Request A: List every person named in the Harvey post.
Request B: Give the part of the rows that opens with the first line and closes with the line containing "hours-cell: среда с 11.00 до 15.00 — [360, 821, 566, 863]" as a numbered list, leaving out blank lines.

Excerpt:
=-=-=-=-=
26 August 2017

More Harvey

Yahoo has a Reuters article by Brian Thevenot about the hurricane:

The most powerful storm to hit Texas in more than fifty years has killed at least one person and is now threatening catastrophic flooding, as search and rescue teams deploy to the hardest-hit zones, authorities said on Saturday.
Harvey hit Texas, the heart of the American oil and gas industry, late Friday as a Category 4 hurricane with winds of 130 miles per hour, making it the strongest storm to strike the state since 1961.
The storm has ripped off roofs, snapped powerlines, and triggered tornadoes and flash floods, while also curtailing a large portion of America's oil and fuel production and prompting price hikes at the pumps.
It has since weakened to a tropical storm, but is expected to lash Texas for days as it lumbers inland, bringing as much as forty inches of rain, affecting heavily populated areas like Houston. Texas utility companies, meanwhile, said nearly a quarter of a million customers were without power.
One person died in a house fire in the town of Rockport, thirty miles north of the city of Corpus Christi, as Harvey roared ashore overnight, Mayor Charles Wax said in a news conference on Saturday, marking the first confirmed fatality from the storm.
Across Rockport, which took a direct hit from the storm, the streets were flooded and strewn with power lines and debris. At a recreational vehicle sales lot, a dozen vehicles were flipped over and one had been blown into the middle of the street.
"It was terrible," resident Joel Valdez, 57, told Reuters. The storm ripped part of the roof from his trailer home at around 4 a.m., he said. "I could feel the whole house move."
Valdez said he stayed through the storm to look after his animals. "I have these miniature donkeys and I don't know where they are," he said, as he sat in a Jeep with windows smashed by the storm.
Resident Frank Cook, 56, also stayed through the storm. "If you have something left of your house, you're lucky," he said, surveying the damage from his vehicle.
Before the storm hit, Rockport's mayor told anyone staying behind to write their names on their arms for identification in case of death or injury. A high school, a hotel, a senior housing complex, and other buildings suffered structural damage, according to emergency officials and local media. Some were being used as shelters.
=-=-=-=-=
Annotated region listings:

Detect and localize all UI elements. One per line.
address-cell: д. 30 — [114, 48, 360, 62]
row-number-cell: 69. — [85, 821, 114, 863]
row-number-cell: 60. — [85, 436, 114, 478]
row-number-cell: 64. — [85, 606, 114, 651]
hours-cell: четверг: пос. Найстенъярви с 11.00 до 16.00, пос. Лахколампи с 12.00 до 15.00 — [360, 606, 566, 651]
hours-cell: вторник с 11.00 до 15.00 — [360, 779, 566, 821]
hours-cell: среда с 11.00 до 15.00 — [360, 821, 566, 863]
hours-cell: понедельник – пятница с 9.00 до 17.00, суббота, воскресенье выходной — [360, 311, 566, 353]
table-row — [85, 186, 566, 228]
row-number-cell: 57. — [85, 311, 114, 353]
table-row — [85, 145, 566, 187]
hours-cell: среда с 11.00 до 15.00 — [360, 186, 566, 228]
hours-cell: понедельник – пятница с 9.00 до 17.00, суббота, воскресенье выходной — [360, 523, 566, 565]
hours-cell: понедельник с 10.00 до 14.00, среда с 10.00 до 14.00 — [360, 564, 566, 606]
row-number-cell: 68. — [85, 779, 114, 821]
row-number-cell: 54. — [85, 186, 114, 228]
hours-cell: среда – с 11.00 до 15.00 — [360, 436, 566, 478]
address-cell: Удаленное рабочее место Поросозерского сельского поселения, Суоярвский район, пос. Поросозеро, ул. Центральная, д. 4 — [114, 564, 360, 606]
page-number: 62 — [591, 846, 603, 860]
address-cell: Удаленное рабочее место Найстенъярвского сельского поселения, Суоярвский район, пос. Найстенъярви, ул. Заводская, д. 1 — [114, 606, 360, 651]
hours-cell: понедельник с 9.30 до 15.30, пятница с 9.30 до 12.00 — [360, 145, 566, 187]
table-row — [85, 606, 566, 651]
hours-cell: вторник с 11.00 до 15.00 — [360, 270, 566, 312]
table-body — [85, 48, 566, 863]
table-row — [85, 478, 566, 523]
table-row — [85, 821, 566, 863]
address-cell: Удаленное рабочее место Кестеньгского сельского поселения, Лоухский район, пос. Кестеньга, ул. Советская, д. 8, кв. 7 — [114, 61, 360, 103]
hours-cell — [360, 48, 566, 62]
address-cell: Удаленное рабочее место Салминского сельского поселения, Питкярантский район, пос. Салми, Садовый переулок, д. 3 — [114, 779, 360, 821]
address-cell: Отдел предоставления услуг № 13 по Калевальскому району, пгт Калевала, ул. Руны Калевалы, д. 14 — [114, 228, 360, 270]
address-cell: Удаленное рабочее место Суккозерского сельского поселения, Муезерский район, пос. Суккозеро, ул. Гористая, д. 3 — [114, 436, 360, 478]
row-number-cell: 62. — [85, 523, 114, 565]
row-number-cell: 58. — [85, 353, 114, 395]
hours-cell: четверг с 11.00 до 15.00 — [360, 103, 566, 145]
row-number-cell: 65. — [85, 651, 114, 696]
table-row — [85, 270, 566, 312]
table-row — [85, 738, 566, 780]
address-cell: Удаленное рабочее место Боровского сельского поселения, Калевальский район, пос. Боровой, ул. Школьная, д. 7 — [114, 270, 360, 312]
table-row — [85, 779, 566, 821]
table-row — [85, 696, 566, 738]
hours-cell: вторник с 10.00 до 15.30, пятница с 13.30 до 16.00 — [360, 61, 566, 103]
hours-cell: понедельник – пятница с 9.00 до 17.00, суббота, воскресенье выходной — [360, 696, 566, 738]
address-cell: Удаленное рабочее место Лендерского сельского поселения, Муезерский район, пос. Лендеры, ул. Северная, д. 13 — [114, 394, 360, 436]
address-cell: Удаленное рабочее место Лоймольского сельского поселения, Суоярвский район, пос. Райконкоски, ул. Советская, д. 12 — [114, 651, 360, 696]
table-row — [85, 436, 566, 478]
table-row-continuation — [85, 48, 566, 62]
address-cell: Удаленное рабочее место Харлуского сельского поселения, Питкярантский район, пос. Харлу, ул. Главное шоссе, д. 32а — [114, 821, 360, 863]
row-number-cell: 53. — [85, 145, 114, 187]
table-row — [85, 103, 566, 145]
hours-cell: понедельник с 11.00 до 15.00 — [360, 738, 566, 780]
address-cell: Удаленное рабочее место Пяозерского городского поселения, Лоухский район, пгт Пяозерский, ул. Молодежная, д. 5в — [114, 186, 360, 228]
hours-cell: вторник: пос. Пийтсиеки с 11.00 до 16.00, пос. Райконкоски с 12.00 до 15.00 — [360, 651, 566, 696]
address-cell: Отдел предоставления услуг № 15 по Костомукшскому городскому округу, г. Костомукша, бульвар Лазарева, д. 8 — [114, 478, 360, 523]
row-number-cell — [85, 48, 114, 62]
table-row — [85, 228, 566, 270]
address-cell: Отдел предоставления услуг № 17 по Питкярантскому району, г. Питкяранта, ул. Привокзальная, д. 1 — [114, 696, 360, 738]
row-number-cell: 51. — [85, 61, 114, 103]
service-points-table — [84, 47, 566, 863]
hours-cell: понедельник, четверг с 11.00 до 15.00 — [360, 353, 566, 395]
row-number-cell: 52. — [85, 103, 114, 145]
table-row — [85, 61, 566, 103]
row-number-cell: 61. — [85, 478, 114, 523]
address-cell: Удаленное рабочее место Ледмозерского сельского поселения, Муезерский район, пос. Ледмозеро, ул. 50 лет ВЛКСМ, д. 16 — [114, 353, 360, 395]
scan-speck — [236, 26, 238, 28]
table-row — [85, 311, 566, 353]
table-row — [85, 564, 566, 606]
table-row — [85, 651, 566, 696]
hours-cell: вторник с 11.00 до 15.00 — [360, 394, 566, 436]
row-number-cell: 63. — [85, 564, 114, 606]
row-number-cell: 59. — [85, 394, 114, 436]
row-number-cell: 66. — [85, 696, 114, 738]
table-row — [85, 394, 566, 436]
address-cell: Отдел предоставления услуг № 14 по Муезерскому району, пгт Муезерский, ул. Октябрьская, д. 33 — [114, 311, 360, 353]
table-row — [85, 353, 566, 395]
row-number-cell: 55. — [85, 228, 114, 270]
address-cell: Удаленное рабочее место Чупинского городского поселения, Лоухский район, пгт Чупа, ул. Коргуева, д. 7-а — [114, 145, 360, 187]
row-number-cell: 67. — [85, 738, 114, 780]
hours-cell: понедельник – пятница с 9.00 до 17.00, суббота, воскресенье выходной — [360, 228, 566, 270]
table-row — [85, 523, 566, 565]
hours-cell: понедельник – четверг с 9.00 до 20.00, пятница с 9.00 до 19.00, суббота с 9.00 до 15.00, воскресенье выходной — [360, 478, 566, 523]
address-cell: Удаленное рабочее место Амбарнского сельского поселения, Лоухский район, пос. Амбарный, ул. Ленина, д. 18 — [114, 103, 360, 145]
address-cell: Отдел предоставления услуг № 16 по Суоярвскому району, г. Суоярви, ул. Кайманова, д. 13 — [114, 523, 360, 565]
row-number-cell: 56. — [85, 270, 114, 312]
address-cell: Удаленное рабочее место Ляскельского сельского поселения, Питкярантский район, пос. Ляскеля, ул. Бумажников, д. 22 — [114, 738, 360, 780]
=-=-=-=-=
Correct result A: Brian Thevenot, Charles Wax, Joel Valdez, Frank Cook

Correct result B:
1. Detect and localize all UI elements. One per line.
2. address-cell: д. 30 — [114, 48, 360, 62]
3. row-number-cell: 69. — [85, 821, 114, 863]
4. row-number-cell: 60. — [85, 436, 114, 478]
5. row-number-cell: 64. — [85, 606, 114, 651]
6. hours-cell: четверг: пос. Найстенъярви с 11.00 до 16.00, пос. Лахколампи с 12.00 до 15.00 — [360, 606, 566, 651]
7. hours-cell: вторник с 11.00 до 15.00 — [360, 779, 566, 821]
8. hours-cell: среда с 11.00 до 15.00 — [360, 821, 566, 863]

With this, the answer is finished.